_Requirements_
Reproduce the data exactly.

begin

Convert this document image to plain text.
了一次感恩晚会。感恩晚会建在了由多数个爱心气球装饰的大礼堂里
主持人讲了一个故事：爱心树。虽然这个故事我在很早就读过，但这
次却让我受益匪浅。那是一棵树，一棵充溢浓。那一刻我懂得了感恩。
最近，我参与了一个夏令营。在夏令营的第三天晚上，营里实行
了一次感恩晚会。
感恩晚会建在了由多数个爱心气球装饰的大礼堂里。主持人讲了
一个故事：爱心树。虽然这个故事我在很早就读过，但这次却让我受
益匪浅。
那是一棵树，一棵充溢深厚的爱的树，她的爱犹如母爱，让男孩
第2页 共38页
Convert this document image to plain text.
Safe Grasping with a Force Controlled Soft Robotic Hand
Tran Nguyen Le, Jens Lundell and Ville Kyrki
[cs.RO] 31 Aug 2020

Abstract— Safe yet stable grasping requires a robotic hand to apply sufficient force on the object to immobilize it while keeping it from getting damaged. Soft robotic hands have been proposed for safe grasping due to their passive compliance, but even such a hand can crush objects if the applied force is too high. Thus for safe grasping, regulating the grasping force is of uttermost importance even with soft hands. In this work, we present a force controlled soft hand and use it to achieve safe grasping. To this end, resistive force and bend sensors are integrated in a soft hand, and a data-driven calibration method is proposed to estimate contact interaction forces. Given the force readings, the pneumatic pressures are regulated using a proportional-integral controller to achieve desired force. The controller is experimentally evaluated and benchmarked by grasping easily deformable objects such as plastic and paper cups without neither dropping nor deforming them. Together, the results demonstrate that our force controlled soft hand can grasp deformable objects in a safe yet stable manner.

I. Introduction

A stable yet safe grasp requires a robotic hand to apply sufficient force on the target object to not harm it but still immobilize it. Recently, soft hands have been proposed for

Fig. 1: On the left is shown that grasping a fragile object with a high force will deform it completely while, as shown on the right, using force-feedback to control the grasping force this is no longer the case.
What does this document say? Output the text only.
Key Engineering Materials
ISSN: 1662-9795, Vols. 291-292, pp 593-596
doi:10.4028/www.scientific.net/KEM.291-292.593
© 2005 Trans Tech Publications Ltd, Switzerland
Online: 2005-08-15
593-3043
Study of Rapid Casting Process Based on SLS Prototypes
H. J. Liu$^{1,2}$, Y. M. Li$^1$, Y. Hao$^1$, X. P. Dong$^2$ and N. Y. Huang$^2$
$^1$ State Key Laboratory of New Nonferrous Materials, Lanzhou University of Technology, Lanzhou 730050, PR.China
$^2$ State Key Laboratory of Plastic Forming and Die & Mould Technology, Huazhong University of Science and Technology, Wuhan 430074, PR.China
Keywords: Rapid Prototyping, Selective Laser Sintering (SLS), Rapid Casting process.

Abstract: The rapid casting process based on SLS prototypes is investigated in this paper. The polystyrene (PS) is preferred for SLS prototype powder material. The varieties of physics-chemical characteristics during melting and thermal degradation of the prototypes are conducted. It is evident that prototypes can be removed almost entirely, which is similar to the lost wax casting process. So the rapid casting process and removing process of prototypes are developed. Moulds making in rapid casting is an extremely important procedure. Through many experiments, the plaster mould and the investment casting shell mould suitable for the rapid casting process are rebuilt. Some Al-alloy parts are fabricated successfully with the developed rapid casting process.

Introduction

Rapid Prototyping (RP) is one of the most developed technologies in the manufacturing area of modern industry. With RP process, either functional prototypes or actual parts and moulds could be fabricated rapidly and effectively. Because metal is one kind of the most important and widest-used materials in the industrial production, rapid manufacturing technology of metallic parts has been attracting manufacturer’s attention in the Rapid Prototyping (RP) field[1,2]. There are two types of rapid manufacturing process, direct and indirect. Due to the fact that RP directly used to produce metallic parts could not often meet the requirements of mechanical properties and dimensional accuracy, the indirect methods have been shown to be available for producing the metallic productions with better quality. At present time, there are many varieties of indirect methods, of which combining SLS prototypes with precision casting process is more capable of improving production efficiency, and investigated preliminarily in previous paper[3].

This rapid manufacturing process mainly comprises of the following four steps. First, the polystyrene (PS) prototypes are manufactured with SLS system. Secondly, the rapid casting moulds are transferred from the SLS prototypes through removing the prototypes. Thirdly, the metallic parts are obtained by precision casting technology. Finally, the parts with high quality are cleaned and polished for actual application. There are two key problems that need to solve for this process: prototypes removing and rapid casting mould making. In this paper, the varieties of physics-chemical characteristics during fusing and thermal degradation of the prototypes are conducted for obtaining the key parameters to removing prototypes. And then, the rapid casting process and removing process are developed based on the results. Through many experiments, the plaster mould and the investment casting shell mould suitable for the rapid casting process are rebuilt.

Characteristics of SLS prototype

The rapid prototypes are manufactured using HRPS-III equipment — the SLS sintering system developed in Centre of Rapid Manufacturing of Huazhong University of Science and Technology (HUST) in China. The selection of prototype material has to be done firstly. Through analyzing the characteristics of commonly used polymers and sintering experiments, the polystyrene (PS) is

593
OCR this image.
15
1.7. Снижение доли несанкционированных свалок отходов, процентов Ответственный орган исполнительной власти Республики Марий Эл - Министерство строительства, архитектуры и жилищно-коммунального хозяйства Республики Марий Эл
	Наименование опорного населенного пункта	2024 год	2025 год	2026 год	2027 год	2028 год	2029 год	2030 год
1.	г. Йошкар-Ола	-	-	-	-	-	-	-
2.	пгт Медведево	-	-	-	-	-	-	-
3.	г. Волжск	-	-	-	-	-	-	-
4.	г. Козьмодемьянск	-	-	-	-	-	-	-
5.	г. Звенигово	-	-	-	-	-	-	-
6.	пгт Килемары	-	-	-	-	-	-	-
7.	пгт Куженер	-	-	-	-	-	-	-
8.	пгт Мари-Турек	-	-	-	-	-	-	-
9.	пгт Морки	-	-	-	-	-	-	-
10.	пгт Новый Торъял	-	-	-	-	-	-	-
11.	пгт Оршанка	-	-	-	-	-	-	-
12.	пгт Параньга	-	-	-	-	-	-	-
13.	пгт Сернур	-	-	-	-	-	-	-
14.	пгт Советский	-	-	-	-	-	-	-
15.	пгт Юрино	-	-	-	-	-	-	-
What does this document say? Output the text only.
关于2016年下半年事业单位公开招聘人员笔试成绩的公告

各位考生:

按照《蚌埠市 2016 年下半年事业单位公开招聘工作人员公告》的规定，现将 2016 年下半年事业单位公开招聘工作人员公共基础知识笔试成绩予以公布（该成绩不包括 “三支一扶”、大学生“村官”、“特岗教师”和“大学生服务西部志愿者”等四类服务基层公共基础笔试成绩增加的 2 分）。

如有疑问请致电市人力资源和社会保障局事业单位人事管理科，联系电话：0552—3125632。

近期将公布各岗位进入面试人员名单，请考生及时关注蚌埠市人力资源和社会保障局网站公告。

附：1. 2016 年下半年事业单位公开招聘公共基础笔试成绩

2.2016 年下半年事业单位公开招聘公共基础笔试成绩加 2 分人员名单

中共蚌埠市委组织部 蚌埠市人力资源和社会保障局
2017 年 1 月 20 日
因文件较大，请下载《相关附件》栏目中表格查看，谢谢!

end

_Solved exercise_
Convert this document image to plain text.
了一次感恩晚会。感恩晚会建在了由多数个爱心气球装饰的大礼堂里
主持人讲了一个故事：爱心树。虽然这个故事我在很早就读过，但这
次却让我受益匪浅。那是一棵树，一棵充溢浓。那一刻我懂得了感恩。
最近，我参与了一个夏令营。在夏令营的第三天晚上，营里实行
了一次感恩晚会。
感恩晚会建在了由多数个爱心气球装饰的大礼堂里。主持人讲了
一个故事：爱心树。虽然这个故事我在很早就读过，但这次却让我受
益匪浅。
那是一棵树，一棵充溢深厚的爱的树，她的爱犹如母爱，让男孩
第2页 共38页
Convert this document image to plain text.
Safe Grasping with a Force Controlled Soft Robotic Hand
Tran Nguyen Le, Jens Lundell and Ville Kyrki
[cs.RO] 31 Aug 2020

Abstract— Safe yet stable grasping requires a robotic hand to apply sufficient force on the object to immobilize it while keeping it from getting damaged. Soft robotic hands have been proposed for safe grasping due to their passive compliance, but even such a hand can crush objects if the applied force is too high. Thus for safe grasping, regulating the grasping force is of uttermost importance even with soft hands. In this work, we present a force controlled soft hand and use it to achieve safe grasping. To this end, resistive force and bend sensors are integrated in a soft hand, and a data-driven calibration method is proposed to estimate contact interaction forces. Given the force readings, the pneumatic pressures are regulated using a proportional-integral controller to achieve desired force. The controller is experimentally evaluated and benchmarked by grasping easily deformable objects such as plastic and paper cups without neither dropping nor deforming them. Together, the results demonstrate that our force controlled soft hand can grasp deformable objects in a safe yet stable manner.

I. Introduction

A stable yet safe grasp requires a robotic hand to apply sufficient force on the target object to not harm it but still immobilize it. Recently, soft hands have been proposed for

Fig. 1: On the left is shown that grasping a fragile object with a high force will deform it completely while, as shown on the right, using force-feedback to control the grasping force this is no longer the case.
What does this document say? Output the text only.
Key Engineering Materials
ISSN: 1662-9795, Vols. 291-292, pp 593-596
doi:10.4028/www.scientific.net/KEM.291-292.593
© 2005 Trans Tech Publications Ltd, Switzerland
Online: 2005-08-15
593-3043
Study of Rapid Casting Process Based on SLS Prototypes
H. J. Liu$^{1,2}$, Y. M. Li$^1$, Y. Hao$^1$, X. P. Dong$^2$ and N. Y. Huang$^2$
$^1$ State Key Laboratory of New Nonferrous Materials, Lanzhou University of Technology, Lanzhou 730050, PR.China
$^2$ State Key Laboratory of Plastic Forming and Die & Mould Technology, Huazhong University of Science and Technology, Wuhan 430074, PR.China
Keywords: Rapid Prototyping, Selective Laser Sintering (SLS), Rapid Casting process.

Abstract: The rapid casting process based on SLS prototypes is investigated in this paper. The polystyrene (PS) is preferred for SLS prototype powder material. The varieties of physics-chemical characteristics during melting and thermal degradation of the prototypes are conducted. It is evident that prototypes can be removed almost entirely, which is similar to the lost wax casting process. So the rapid casting process and removing process of prototypes are developed. Moulds making in rapid casting is an extremely important procedure. Through many experiments, the plaster mould and the investment casting shell mould suitable for the rapid casting process are rebuilt. Some Al-alloy parts are fabricated successfully with the developed rapid casting process.

Introduction

Rapid Prototyping (RP) is one of the most developed technologies in the manufacturing area of modern industry. With RP process, either functional prototypes or actual parts and moulds could be fabricated rapidly and effectively. Because metal is one kind of the most important and widest-used materials in the industrial production, rapid manufacturing technology of metallic parts has been attracting manufacturer’s attention in the Rapid Prototyping (RP) field[1,2]. There are two types of rapid manufacturing process, direct and indirect. Due to the fact that RP directly used to produce metallic parts could not often meet the requirements of mechanical properties and dimensional accuracy, the indirect methods have been shown to be available for producing the metallic productions with better quality. At present time, there are many varieties of indirect methods, of which combining SLS prototypes with precision casting process is more capable of improving production efficiency, and investigated preliminarily in previous paper[3].

This rapid manufacturing process mainly comprises of the following four steps. First, the polystyrene (PS) prototypes are manufactured with SLS system. Secondly, the rapid casting moulds are transferred from the SLS prototypes through removing the prototypes. Thirdly, the metallic parts are obtained by precision casting technology. Finally, the parts with high quality are cleaned and polished for actual application. There are two key problems that need to solve for this process: prototypes removing and rapid casting mould making. In this paper, the varieties of physics-chemical characteristics during fusing and thermal degradation of the prototypes are conducted for obtaining the key parameters to removing prototypes. And then, the rapid casting process and removing process are developed based on the results. Through many experiments, the plaster mould and the investment casting shell mould suitable for the rapid casting process are rebuilt.

Characteristics of SLS prototype

The rapid prototypes are manufactured using HRPS-III equipment — the SLS sintering system developed in Centre of Rapid Manufacturing of Huazhong University of Science and Technology (HUST) in China. The selection of prototype material has to be done firstly. Through analyzing the characteristics of commonly used polymers and sintering experiments, the polystyrene (PS) is

593
OCR this image.
15
1.7. Снижение доли несанкционированных свалок отходов, процентов Ответственный орган исполнительной власти Республики Марий Эл - Министерство строительства, архитектуры и жилищно-коммунального хозяйства Республики Марий Эл
	Наименование опорного населенного пункта	2024 год	2025 год	2026 год	2027 год	2028 год	2029 год	2030 год
1.	г. Йошкар-Ола	-	-	-	-	-	-	-
2.	пгт Медведево	-	-	-	-	-	-	-
3.	г. Волжск	-	-	-	-	-	-	-
4.	г. Козьмодемьянск	-	-	-	-	-	-	-
5.	г. Звенигово	-	-	-	-	-	-	-
6.	пгт Килемары	-	-	-	-	-	-	-
7.	пгт Куженер	-	-	-	-	-	-	-
8.	пгт Мари-Турек	-	-	-	-	-	-	-
9.	пгт Морки	-	-	-	-	-	-	-
10.	пгт Новый Торъял	-	-	-	-	-	-	-
11.	пгт Оршанка	-	-	-	-	-	-	-
12.	пгт Параньга	-	-	-	-	-	-	-
13.	пгт Сернур	-	-	-	-	-	-	-
14.	пгт Советский	-	-	-	-	-	-	-
15.	пгт Юрино	-	-	-	-	-	-	-
What does this document say? Output the text only.
关于2016年下半年事业单位公开招聘人员笔试成绩的公告

各位考生:

按照《蚌埠市 2016 年下半年事业单位公开招聘工作人员公告》的规定，现将 2016 年下半年事业单位公开招聘工作人员公共基础知识笔试成绩予以公布（该成绩不包括 “三支一扶”、大学生“村官”、“特岗教师”和“大学生服务西部志愿者”等四类服务基层公共基础笔试成绩增加的 2 分）。

如有疑问请致电市人力资源和社会保障局事业单位人事管理科，联系电话：0552—3125632。

近期将公布各岗位进入面试人员名单，请考生及时关注蚌埠市人力资源和社会保障局网站公告。

附：1. 2016 年下半年事业单位公开招聘公共基础笔试成绩

2.2016 年下半年事业单位公开招聘公共基础笔试成绩加 2 分人员名单

中共蚌埠市委组织部 蚌埠市人力资源和社会保障局
2017 年 1 月 20 日
因文件较大，请下载《相关附件》栏目中表格查看，谢谢!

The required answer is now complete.